## Requirements
Can you format the lines starting at "row-date: Aug 13,: [123, 255, 161, 267]" and ending at "row-kebab-icon[interactable]: ⋮: [197, 251, 211, 268]" in the records below as a JSON list of strings, one string for each line and no blank lines?
::::
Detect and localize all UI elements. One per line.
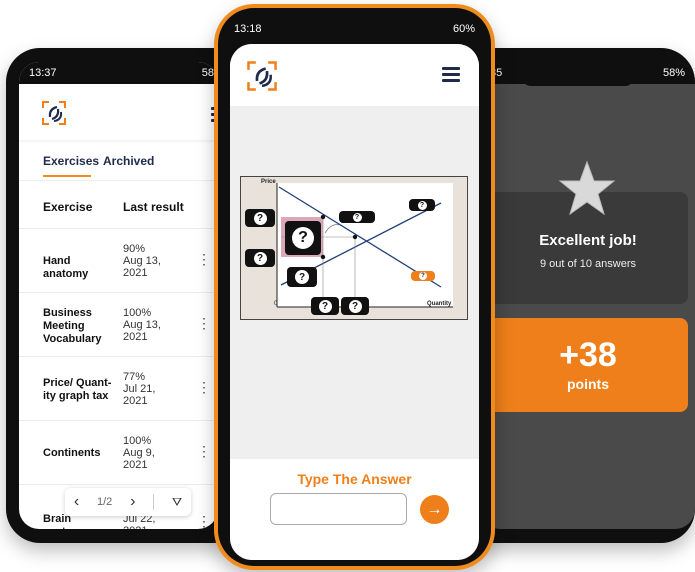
row-date: Aug 13,: [123, 255, 161, 267]
row-exercise-name: Business: [43, 307, 92, 319]
row-year: 2021: [123, 395, 148, 407]
phone-left: 13:37 58 Exercises Archived Exercise Las…: [6, 48, 246, 543]
pagination-bar: ‹ 1/2 › ⛛: [65, 488, 191, 516]
row-date: Aug 9,: [123, 447, 155, 459]
right-battery: 58%: [662, 67, 685, 79]
row-exercise-name: Continents: [43, 447, 101, 459]
phone-center: 13:18 60% Price Quantity 0 ? ? ? ? ? ? ?…: [214, 4, 495, 570]
result-title: Excellent job!: [539, 232, 637, 249]
result-subtitle: 9 out of 10 answers: [539, 258, 636, 270]
row-kebab-icon[interactable]: ⋮: [197, 251, 211, 268]
result-card: Excellent job! 9 out of 10 answers: [488, 160, 688, 304]
next-page-icon[interactable]: ›: [130, 493, 135, 511]
tab-exercises[interactable]: Exercises: [43, 154, 99, 168]
row-year: 2021: [123, 525, 155, 529]
row-kebab-icon[interactable]: ⋮: [197, 443, 211, 460]
answer-panel: Type The Answer →: [230, 459, 479, 560]
left-tabs: Exercises Archived: [19, 140, 218, 181]
answer-input[interactable]: [270, 493, 407, 525]
row-kebab-icon[interactable]: ⋮: [197, 315, 211, 332]
row-year: 2021: [123, 267, 148, 279]
table-row[interactable]: Hand anatomy 90% Aug 13, 2021 ⋮: [19, 228, 218, 293]
row-date: Jul 21,: [123, 383, 156, 395]
points-value: +38: [559, 336, 617, 374]
row-score: 100%: [123, 307, 152, 319]
answer-slot[interactable]: ?: [409, 199, 435, 211]
answer-title: Type The Answer: [297, 471, 412, 487]
app-logo-icon[interactable]: [41, 100, 67, 126]
row-score: 100%: [123, 435, 152, 447]
row-kebab-icon[interactable]: ⋮: [197, 379, 211, 396]
star-icon: [558, 160, 616, 216]
answer-slot[interactable]: ?: [285, 221, 321, 255]
points-card: +38 points: [488, 318, 688, 412]
row-exercise-name: Price/ Quant-: [43, 377, 112, 389]
row-date: Aug 13,: [123, 319, 161, 331]
filter-icon[interactable]: ⛛: [172, 495, 182, 510]
phone-right: 35 58% Excellent job! 9 out of 10 answer…: [460, 48, 695, 543]
answer-slot[interactable]: ?: [341, 297, 369, 315]
table-row[interactable]: Continents 100% Aug 9, 2021 ⋮: [19, 420, 218, 485]
row-year: 2021: [123, 459, 148, 471]
row-exercise-name: Vocabulary: [43, 333, 102, 345]
row-exercise-name: Hand anatomy: [43, 255, 89, 280]
prev-page-icon[interactable]: ‹: [74, 493, 79, 511]
left-app-header: [19, 84, 218, 140]
points-label: points: [567, 376, 609, 392]
table-row[interactable]: Price/ Quant- ity graph tax 77% Jul 21, …: [19, 356, 218, 421]
left-screen: 13:37 58 Exercises Archived Exercise Las…: [19, 62, 218, 529]
answer-slot[interactable]: ?: [245, 249, 275, 267]
answer-slot[interactable]: ?: [245, 209, 275, 227]
row-exercise-name: Meeting: [43, 320, 85, 332]
arrow-right-icon: →: [426, 500, 443, 518]
answer-slot[interactable]: ?: [287, 267, 317, 287]
center-battery: 60%: [452, 23, 475, 35]
center-menu-icon[interactable]: [442, 64, 460, 85]
row-score: 90%: [123, 243, 146, 255]
row-score: 77%: [123, 371, 146, 383]
tab-archived[interactable]: Archived: [103, 154, 154, 168]
supply-demand-graph: Price Quantity 0 ? ? ? ? ? ? ? ? ?: [240, 176, 468, 320]
center-time: 13:18: [234, 23, 262, 35]
page-indicator: 1/2: [97, 496, 113, 508]
left-signal: 58: [201, 67, 214, 79]
center-screen: Price Quantity 0 ? ? ? ? ? ? ? ? ? Type …: [230, 44, 479, 560]
col-header-exercise[interactable]: Exercise: [43, 200, 92, 214]
axis-price-label: Price: [261, 179, 276, 185]
col-header-last-result[interactable]: Last result: [123, 200, 184, 214]
right-screen: 35 58% Excellent job! 9 out of 10 answer…: [480, 62, 695, 529]
row-exercise-name: ity graph tax: [43, 390, 109, 402]
active-tab-indicator: [43, 175, 91, 177]
axis-quantity-label: Quantity: [427, 301, 452, 307]
row-kebab-icon[interactable]: ⋮: [197, 513, 211, 529]
left-time: 13:37: [29, 67, 57, 79]
app-logo-icon[interactable]: [246, 60, 278, 92]
row-year: 2021: [123, 331, 148, 343]
center-app-header: [230, 44, 479, 106]
answer-slot[interactable]: ?: [339, 211, 375, 223]
table-row[interactable]: Business Meeting Vocabulary 100% Aug 13,…: [19, 292, 218, 357]
submit-answer-button[interactable]: →: [420, 495, 449, 524]
answer-slot-filled[interactable]: ?: [411, 271, 435, 281]
answer-slot[interactable]: ?: [311, 297, 339, 315]
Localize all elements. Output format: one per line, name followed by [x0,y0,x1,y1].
::::
## Task output
[
  "row-date: Aug 13,: [123, 255, 161, 267]",
  "row-exercise-name: Business: [43, 307, 92, 319]",
  "row-year: 2021: [123, 395, 148, 407]",
  "phone-left: 13:37 58 Exercises Archived Exercise Las…: [6, 48, 246, 543]",
  "pagination-bar: ‹ 1/2 › ⛛: [65, 488, 191, 516]",
  "row-date: Aug 9,: [123, 447, 155, 459]",
  "right-battery: 58%: [662, 67, 685, 79]",
  "row-exercise-name: Continents: [43, 447, 101, 459]",
  "phone-center: 13:18 60% Price Quantity 0 ? ? ? ? ? ? ?…: [214, 4, 495, 570]",
  "result-title: Excellent job!: [539, 232, 637, 249]",
  "result-subtitle: 9 out of 10 answers: [539, 258, 636, 270]",
  "row-kebab-icon[interactable]: ⋮: [197, 251, 211, 268]"
]